● **What is expected**:
Pull out every line with the word "text" from the entries below.

[Stored records]

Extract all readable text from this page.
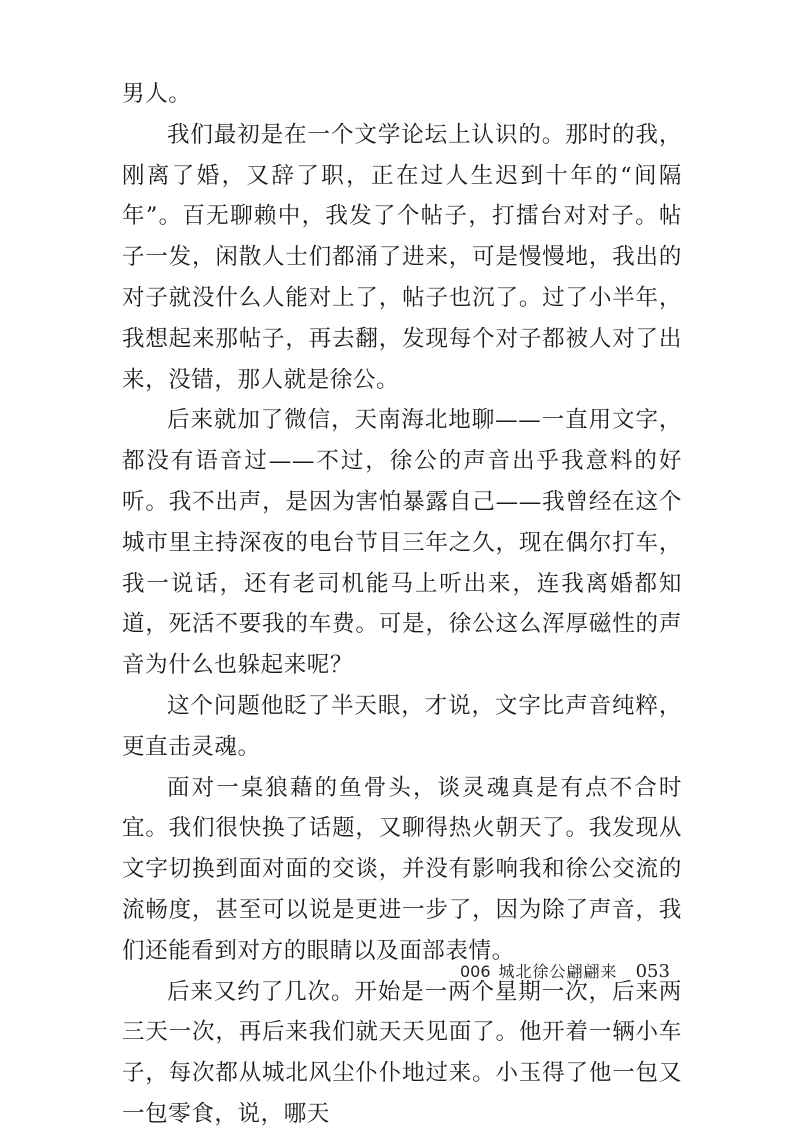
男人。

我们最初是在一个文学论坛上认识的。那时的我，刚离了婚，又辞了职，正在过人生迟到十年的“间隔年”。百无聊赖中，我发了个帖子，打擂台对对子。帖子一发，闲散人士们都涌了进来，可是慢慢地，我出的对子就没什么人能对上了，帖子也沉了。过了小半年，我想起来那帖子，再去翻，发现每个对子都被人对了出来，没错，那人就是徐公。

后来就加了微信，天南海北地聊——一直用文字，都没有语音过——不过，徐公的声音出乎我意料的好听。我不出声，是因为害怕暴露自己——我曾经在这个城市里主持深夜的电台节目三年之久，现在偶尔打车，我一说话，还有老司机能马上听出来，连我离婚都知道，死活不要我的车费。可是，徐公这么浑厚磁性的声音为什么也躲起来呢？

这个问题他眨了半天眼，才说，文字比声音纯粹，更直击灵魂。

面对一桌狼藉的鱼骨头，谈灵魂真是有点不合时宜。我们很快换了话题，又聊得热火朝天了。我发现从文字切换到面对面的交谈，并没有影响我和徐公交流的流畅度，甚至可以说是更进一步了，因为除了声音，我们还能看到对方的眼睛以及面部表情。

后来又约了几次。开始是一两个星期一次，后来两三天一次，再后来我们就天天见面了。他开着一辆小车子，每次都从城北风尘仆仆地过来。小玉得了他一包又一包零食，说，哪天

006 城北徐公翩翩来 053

...

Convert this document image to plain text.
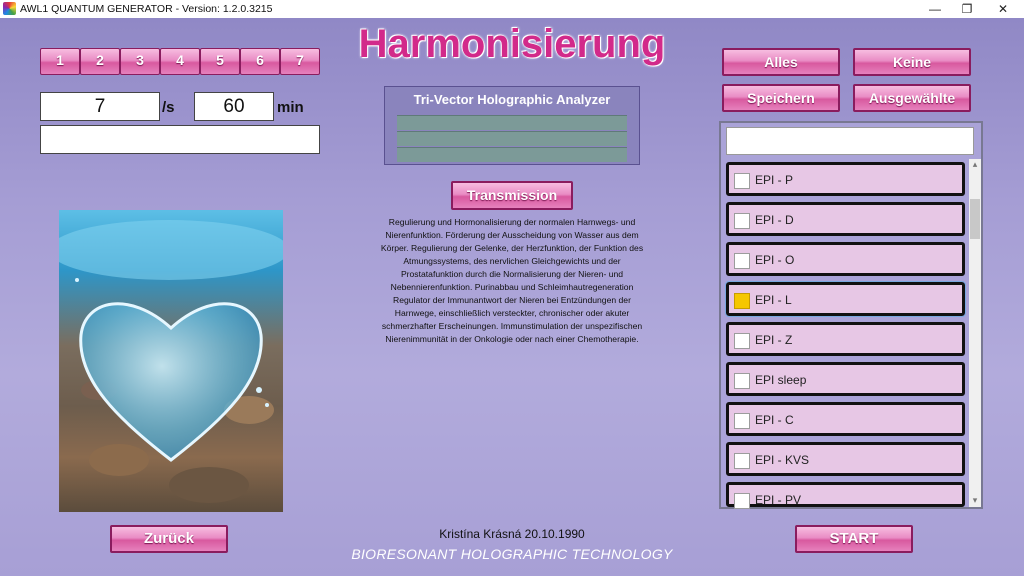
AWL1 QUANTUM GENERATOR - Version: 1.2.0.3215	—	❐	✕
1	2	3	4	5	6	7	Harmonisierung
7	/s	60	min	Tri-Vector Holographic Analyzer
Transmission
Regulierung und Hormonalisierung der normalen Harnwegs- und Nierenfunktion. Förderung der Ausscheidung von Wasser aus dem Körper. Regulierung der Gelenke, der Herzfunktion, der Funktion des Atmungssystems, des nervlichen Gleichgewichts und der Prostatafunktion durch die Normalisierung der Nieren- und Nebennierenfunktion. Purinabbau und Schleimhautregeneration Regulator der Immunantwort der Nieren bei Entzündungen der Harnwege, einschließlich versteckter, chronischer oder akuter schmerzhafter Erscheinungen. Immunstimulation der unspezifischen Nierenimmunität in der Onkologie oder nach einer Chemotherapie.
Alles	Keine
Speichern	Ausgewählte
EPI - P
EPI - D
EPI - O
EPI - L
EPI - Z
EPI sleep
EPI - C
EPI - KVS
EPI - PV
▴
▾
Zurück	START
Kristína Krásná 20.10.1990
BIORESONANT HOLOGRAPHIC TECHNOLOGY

● **Exercise response**:
Extract all readable text from this page.
Convert this document image to plain text.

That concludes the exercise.